[START OF RECORDS SUPPLIED]

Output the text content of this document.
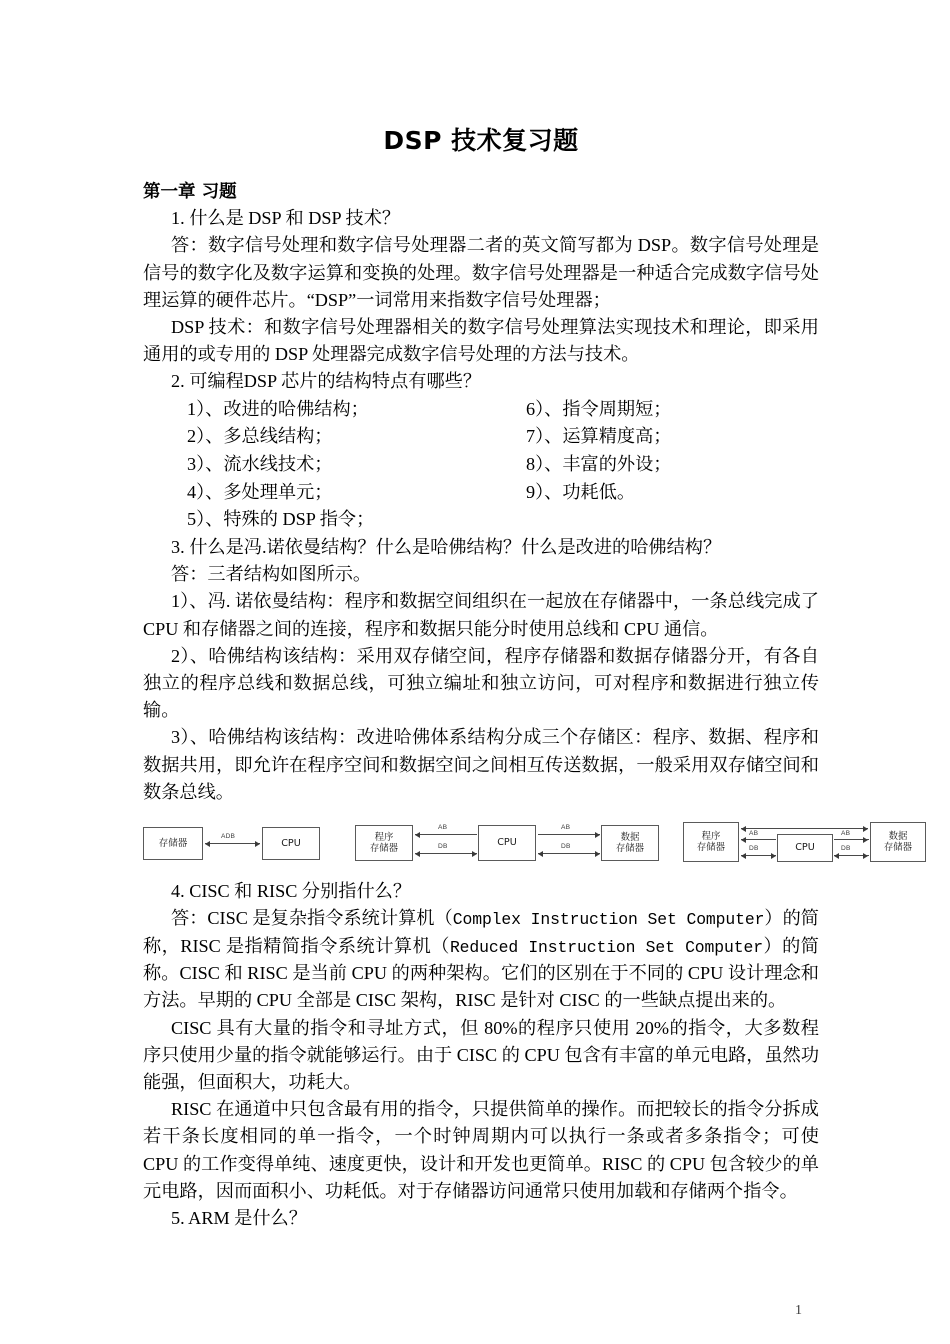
DSP 技术复习题
第一章 习题

1. 什么是 DSP 和 DSP 技术？

答：数字信号处理和数字信号处理器二者的英文简写都为 DSP。数字信号处理是信号的数字化及数字运算和变换的处理。数字信号处理器是一种适合完成数字信号处理运算的硬件芯片。“DSP”一词常用来指数字信号处理器；

DSP 技术：和数字信号处理器相关的数字信号处理算法实现技术和理论，即采用通用的或专用的 DSP 处理器完成数字信号处理的方法与技术。

2. 可编程DSP 芯片的结构特点有哪些？

1）、改进的哈佛结构；
2）、多总线结构；
3）、流水线技术；
4）、多处理单元；
5）、特殊的 DSP 指令；
6）、指令周期短；
7）、运算精度高；
8）、丰富的外设；
9）、功耗低。

3. 什么是冯.诺依曼结构？什么是哈佛结构？什么是改进的哈佛结构？

答：三者结构如图所示。

1）、冯. 诺依曼结构：程序和数据空间组织在一起放在存储器中，一条总线完成了 CPU 和存储器之间的连接，程序和数据只能分时使用总线和 CPU 通信。

2）、哈佛结构该结构：采用双存储空间，程序存储器和数据存储器分开，有各自独立的程序总线和数据总线，可独立编址和独立访问，可对程序和数据进行独立传输。

3）、哈佛结构该结构：改进哈佛体系结构分成三个存储区：程序、数据、程序和数据共用，即允许在程序空间和数据空间之间相互传送数据，一般采用双存储空间和数条总线。

存储器
ADB
CPU
程序
存储器
AB
DB	CPU
AB
DB
数据
存储器
程序
存储器
AB
DB	CPU
AB
DB
数据
存储器

4. CISC 和 RISC 分别指什么？

答：CISC 是复杂指令系统计算机（Complex Instruction Set Computer）的简称，RISC 是指精简指令系统计算机（Reduced Instruction Set Computer）的简称。CISC 和 RISC 是当前 CPU 的两种架构。它们的区别在于不同的 CPU 设计理念和方法。早期的 CPU 全部是 CISC 架构，RISC 是针对 CISC 的一些缺点提出来的。

CISC 具有大量的指令和寻址方式，但 80%的程序只使用 20%的指令，大多数程序只使用少量的指令就能够运行。由于 CISC 的 CPU 包含有丰富的单元电路，虽然功能强，但面积大，功耗大。

RISC 在通道中只包含最有用的指令，只提供简单的操作。而把较长的指令分拆成若干条长度相同的单一指令，一个时钟周期内可以执行一条或者多条指令；可使 CPU 的工作变得单纯、速度更快，设计和开发也更简单。RISC 的 CPU 包含较少的单元电路，因而面积小、功耗低。对于存储器访问通常只使用加载和存储两个指令。

5. ARM 是什么？

1
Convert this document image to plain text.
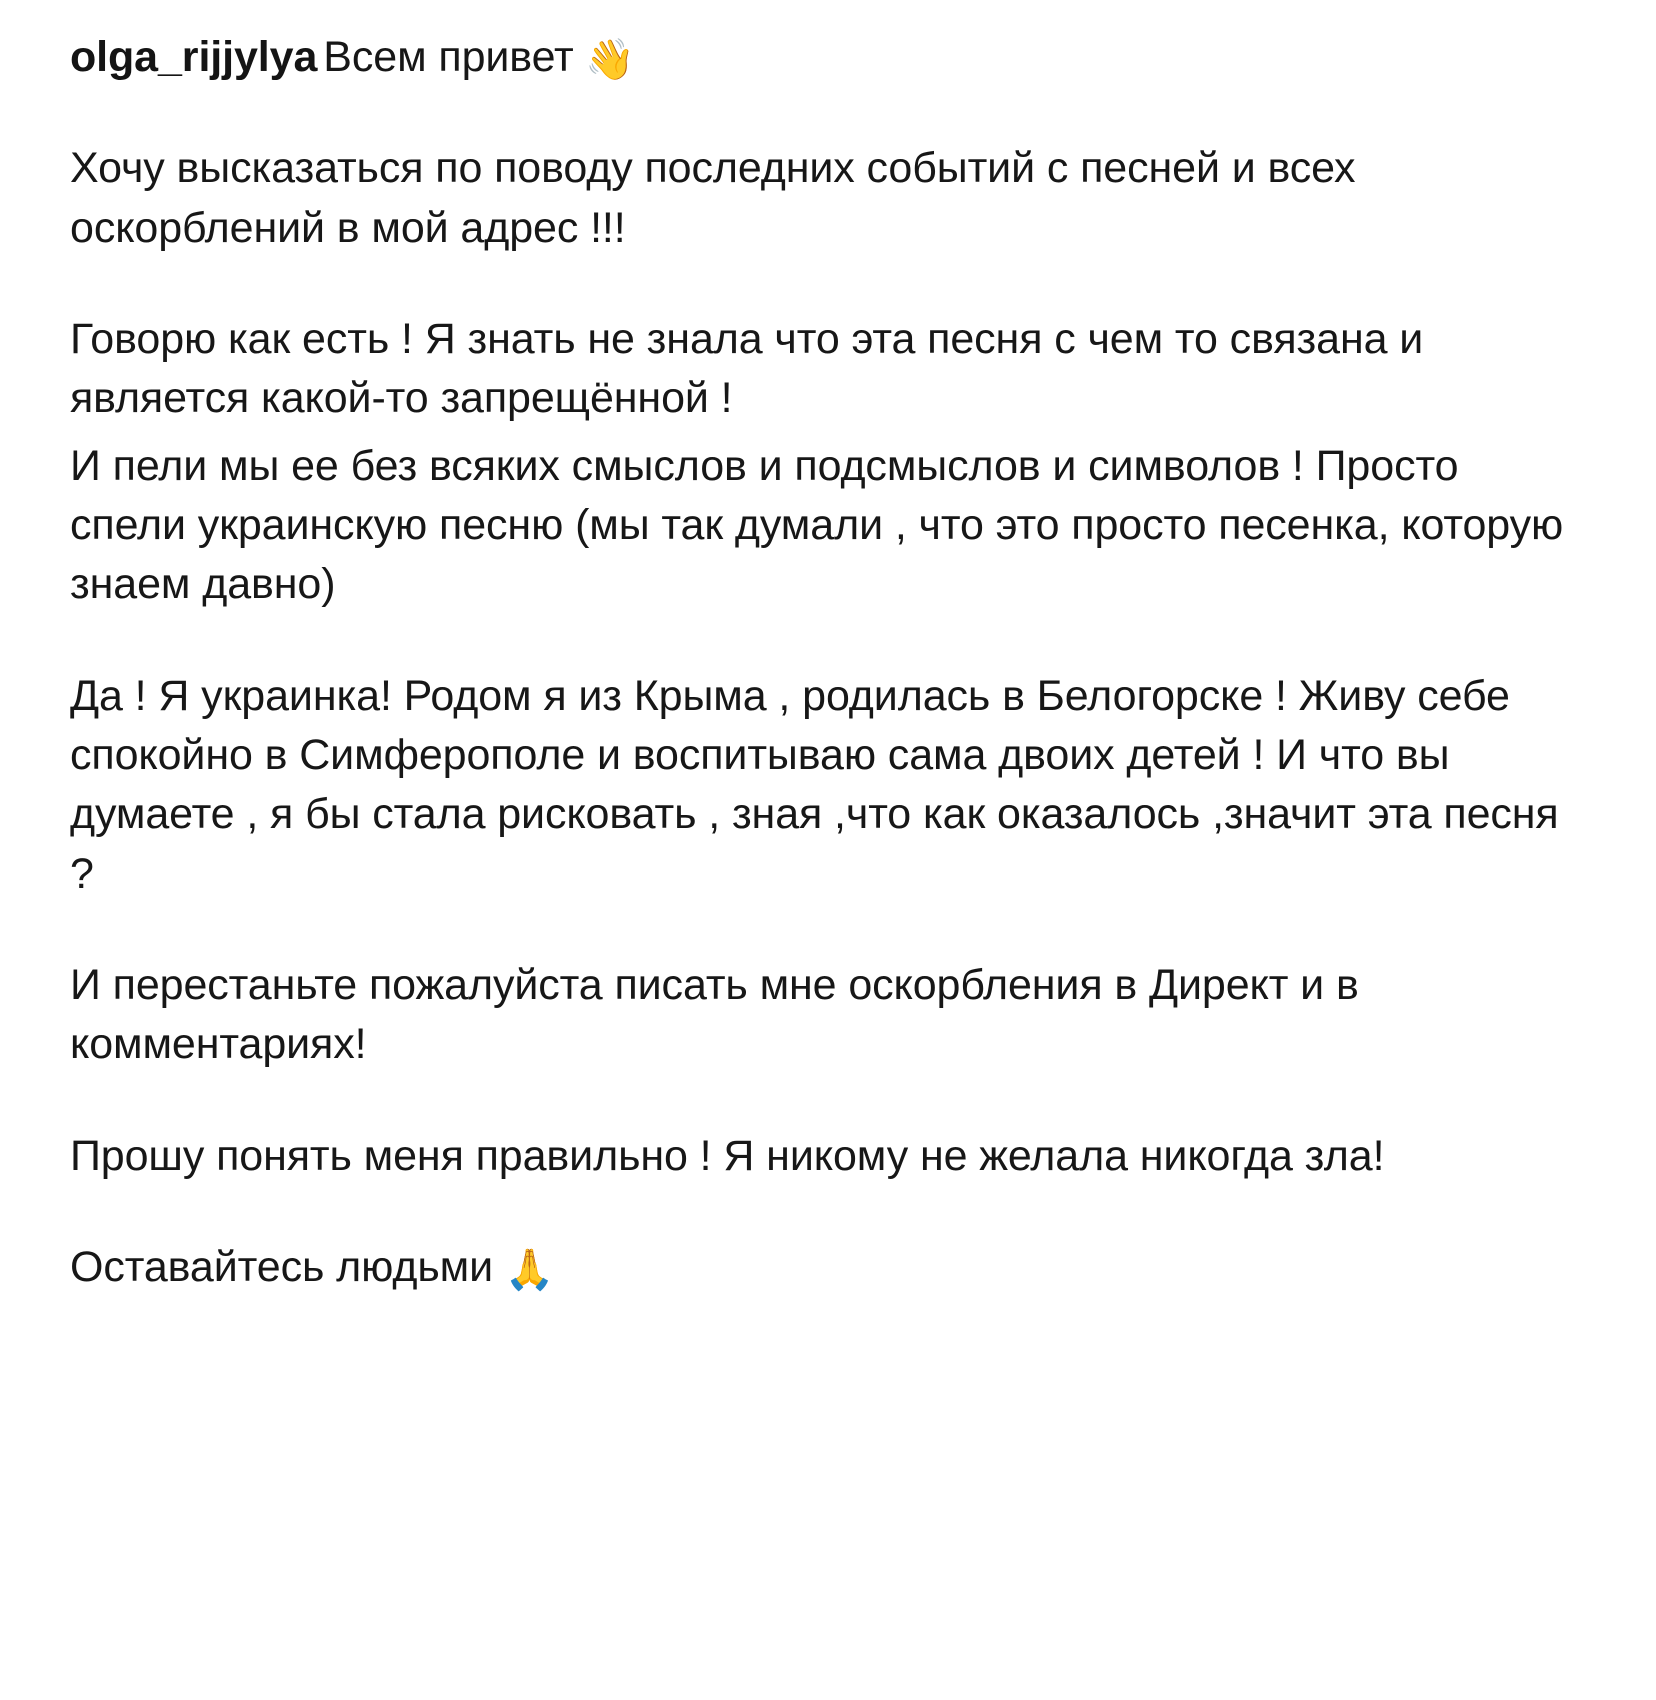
olga_rijjylya Всем привет 👋

Хочу высказаться по поводу последних событий с песней и всех оскорблений в мой адрес !!!

Говорю как есть ! Я знать не знала что эта песня с чем то связана и является какой-то запрещённой !

И пели мы ее без всяких смыслов и подсмыслов и символов ! Просто спели украинскую песню (мы так думали , что это просто песенка, которую знаем давно)

Да ! Я украинка! Родом я из Крыма , родилась в Белогорске ! Живу себе спокойно в Симферополе и воспитываю сама двоих детей ! И что вы думаете , я бы стала рисковать , зная ,что как оказалось ,значит эта песня ?

И перестаньте пожалуйста писать мне оскорбления в Директ и в комментариях!

Прошу понять меня правильно ! Я никому не желала никогда зла!

Оставайтесь людьми 🙏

[END OF RECORDS SUPPLIED]

Search the material above for "诺依曼结构". Pull out each line where it shows up.

3. 什么是冯.诺依曼结构？什么是哈佛结构？什么是改进的哈佛结构？
1）、冯. 诺依曼结构：程序和数据空间组织在一起放在存储器中，一条总线完成了 CPU 和存储器之间的连接，程序和数据只能分时使用总线和 CPU 通信。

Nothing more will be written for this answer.